Give the data below again exactly as written, without its pictures.
────────────────────────────────────────
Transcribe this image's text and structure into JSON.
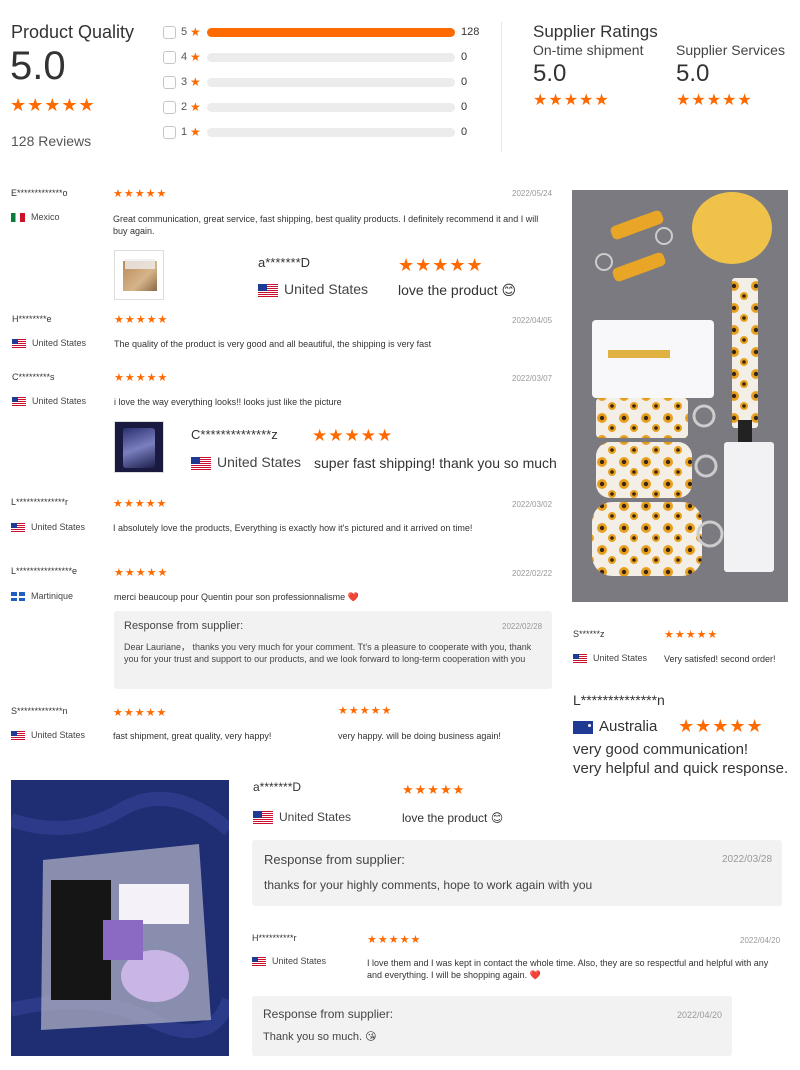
{
  "summary": {
    "title": "Product Quality",
    "score": "5.0",
    "reviews_label": "128 Reviews",
    "bars": [
      {
        "star": "5",
        "count": "128",
        "fraction": 1.0
      },
      {
        "star": "4",
        "count": "0",
        "fraction": 0
      },
      {
        "star": "3",
        "count": "0",
        "fraction": 0
      },
      {
        "star": "2",
        "count": "0",
        "fraction": 0
      },
      {
        "star": "1",
        "count": "0",
        "fraction": 0
      }
    ]
  },
  "supplier": {
    "title": "Supplier Ratings",
    "shipment_label": "On-time shipment",
    "shipment_score": "5.0",
    "services_label": "Supplier Services",
    "services_score": "5.0"
  },
  "stars": "★★★★★",
  "reviews": [
    {
      "name": "E*************o",
      "country": "Mexico",
      "date": "2022/05/24",
      "text": "Great communication, great service, fast shipping, best quality products. I definitely recommend it and I will buy again."
    },
    {
      "name": "H********e",
      "country": "United States",
      "date": "2022/04/05",
      "text": "The quality of the product is very good and all beautiful, the shipping is very fast"
    },
    {
      "name": "C*********s",
      "country": "United States",
      "date": "2022/03/07",
      "text": "i love the way everything looks!! looks just like the picture"
    },
    {
      "name": "L**************r",
      "country": "United States",
      "date": "2022/03/02",
      "text": "I absolutely love the products, Everything is exactly how it's pictured and it arrived on time!"
    },
    {
      "name": "L****************e",
      "country": "Martinique",
      "date": "2022/02/22",
      "text": "merci beaucoup pour Quentin pour son professionnalisme ❤️"
    },
    {
      "name": "S*************n",
      "country": "United States",
      "text": "fast shipment, great quality, very happy!"
    }
  ],
  "extra_review_text": "very happy. will be doing business again!",
  "overlay_review_1": {
    "name": "a*******D",
    "country": "United States",
    "text": "love the product 😊"
  },
  "overlay_review_2": {
    "name": "C**************z",
    "country": "United States",
    "text": "super fast shipping! thank you so much"
  },
  "martinique_reply": {
    "label": "Response from supplier:",
    "date": "2022/02/28",
    "text": "Dear Lauriane， thanks you very much for your comment. Tt's a pleasure to cooperate with you, thank you for your trust and support to our products, and we look forward to long-term cooperation with you"
  },
  "right_review_1": {
    "name": "S******z",
    "country": "United States",
    "text": "Very satisfed! second order!"
  },
  "right_review_2": {
    "name": "L**************n",
    "country": "Australia",
    "text_line1": "very good communication!",
    "text_line2": "very helpful and quick response."
  },
  "bottom_review_1": {
    "name": "a*******D",
    "country": "United States",
    "text": "love the product 😊",
    "reply_label": "Response from supplier:",
    "reply_date": "2022/03/28",
    "reply_text": "thanks for your highly comments, hope to work again with you"
  },
  "bottom_review_2": {
    "name": "H**********r",
    "country": "United States",
    "date": "2022/04/20",
    "text": "I love them and I was kept in contact the whole time. Also, they are so respectful and helpful with any and everything. I will be shopping again. ❤️",
    "reply_label": "Response from supplier:",
    "reply_date": "2022/04/20",
    "reply_text": "Thank you so much. 😘"
  }
}
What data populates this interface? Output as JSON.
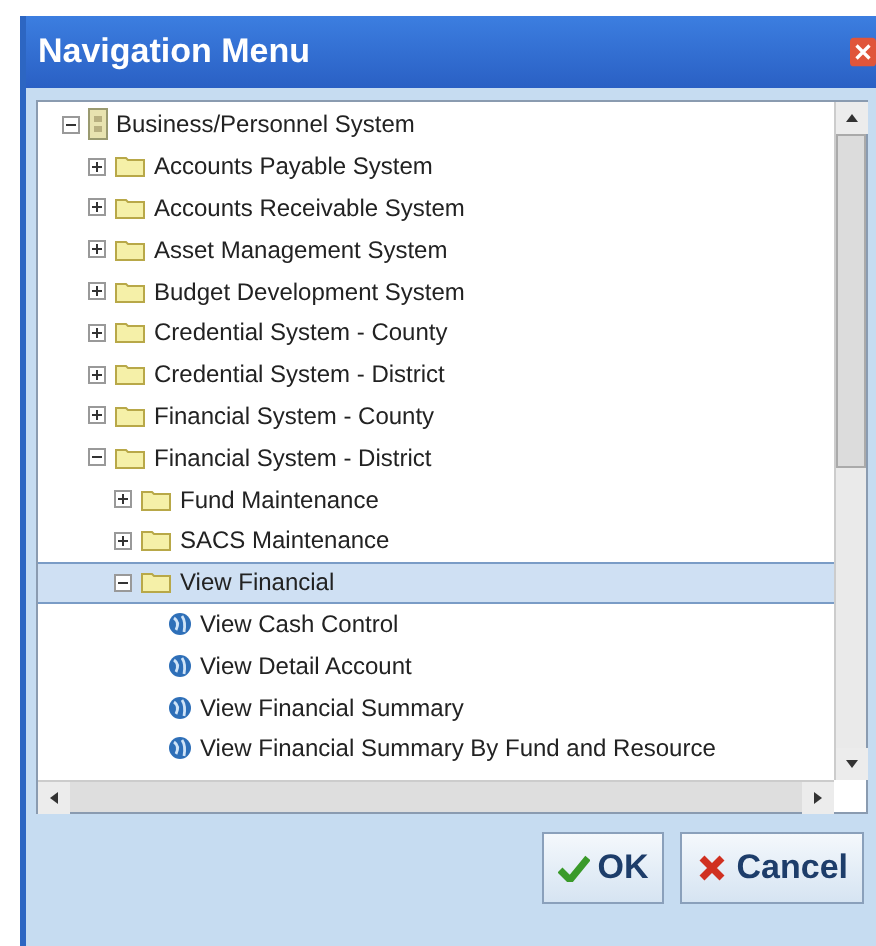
────────────────────────────────────────
#### Correct response
Transcribe this image's text and structure into JSON.
{
  "summary": {
    "title": "Product Quality",
    "score": "5.0",
    "reviews_label": "128 Reviews",
    "bars": [
      {
        "star": "5",
        "count": "128",
        "fraction": 1.0
      },
      {
        "star": "4",
        "count": "0",
        "fraction": 0
      },
      {
        "star": "3",
        "count": "0",
        "fraction": 0
      },
      {
        "star": "2",
        "count": "0",
        "fraction": 0
      },
      {
        "star": "1",
        "count": "0",
        "fraction": 0
      }
    ]
  },
  "supplier": {
    "title": "Supplier Ratings",
    "shipment_label": "On-time shipment",
    "shipment_score": "5.0",
    "services_label": "Supplier Services",
    "services_score": "5.0"
  },
  "stars": "★★★★★",
  "reviews": [
    {
      "name": "E*************o",
      "country": "Mexico",
      "date": "2022/05/24",
      "text": "Great communication, great service, fast shipping, best quality products. I definitely recommend it and I will buy again."
    },
    {
      "name": "H********e",
      "country": "United States",
      "date": "2022/04/05",
      "text": "The quality of the product is very good and all beautiful, the shipping is very fast"
    },
    {
      "name": "C*********s",
      "country": "United States",
      "date": "2022/03/07",
      "text": "i love the way everything looks!! looks just like the picture"
    },
    {
      "name": "L**************r",
      "country": "United States",
      "date": "2022/03/02",
      "text": "I absolutely love the products, Everything is exactly how it's pictured and it arrived on time!"
    },
    {
      "name": "L****************e",
      "country": "Martinique",
      "date": "2022/02/22",
      "text": "merci beaucoup pour Quentin pour son professionnalisme ❤️"
    },
    {
      "name": "S*************n",
      "country": "United States",
      "text": "fast shipment, great quality, very happy!"
    }
  ],
  "extra_review_text": "very happy. will be doing business again!",
  "overlay_review_1": {
    "name": "a*******D",
    "country": "United States",
    "text": "love the product 😊"
  },
  "overlay_review_2": {
    "name": "C**************z",
    "country": "United States",
    "text": "super fast shipping! thank you so much"
  },
  "martinique_reply": {
    "label": "Response from supplier:",
    "date": "2022/02/28",
    "text": "Dear Lauriane， thanks you very much for your comment. Tt's a pleasure to cooperate with you, thank you for your trust and support to our products, and we look forward to long-term cooperation with you"
  },
  "right_review_1": {
    "name": "S******z",
    "country": "United States",
    "text": "Very satisfed! second order!"
  },
  "right_review_2": {
    "name": "L**************n",
    "country": "Australia",
    "text_line1": "very good communication!",
    "text_line2": "very helpful and quick response."
  },
  "bottom_review_1": {
    "name": "a*******D",
    "country": "United States",
    "text": "love the product 😊",
    "reply_label": "Response from supplier:",
    "reply_date": "2022/03/28",
    "reply_text": "thanks for your highly comments, hope to work again with you"
  },
  "bottom_review_2": {
    "name": "H**********r",
    "country": "United States",
    "date": "2022/04/20",
    "text": "I love them and I was kept in contact the whole time. Also, they are so respectful and helpful with any and everything. I will be shopping again. ❤️",
    "reply_label": "Response from supplier:",
    "reply_date": "2022/04/20",
    "reply_text": "Thank you so much. 😘"
  }
}
What data populates this interface? Output as JSON.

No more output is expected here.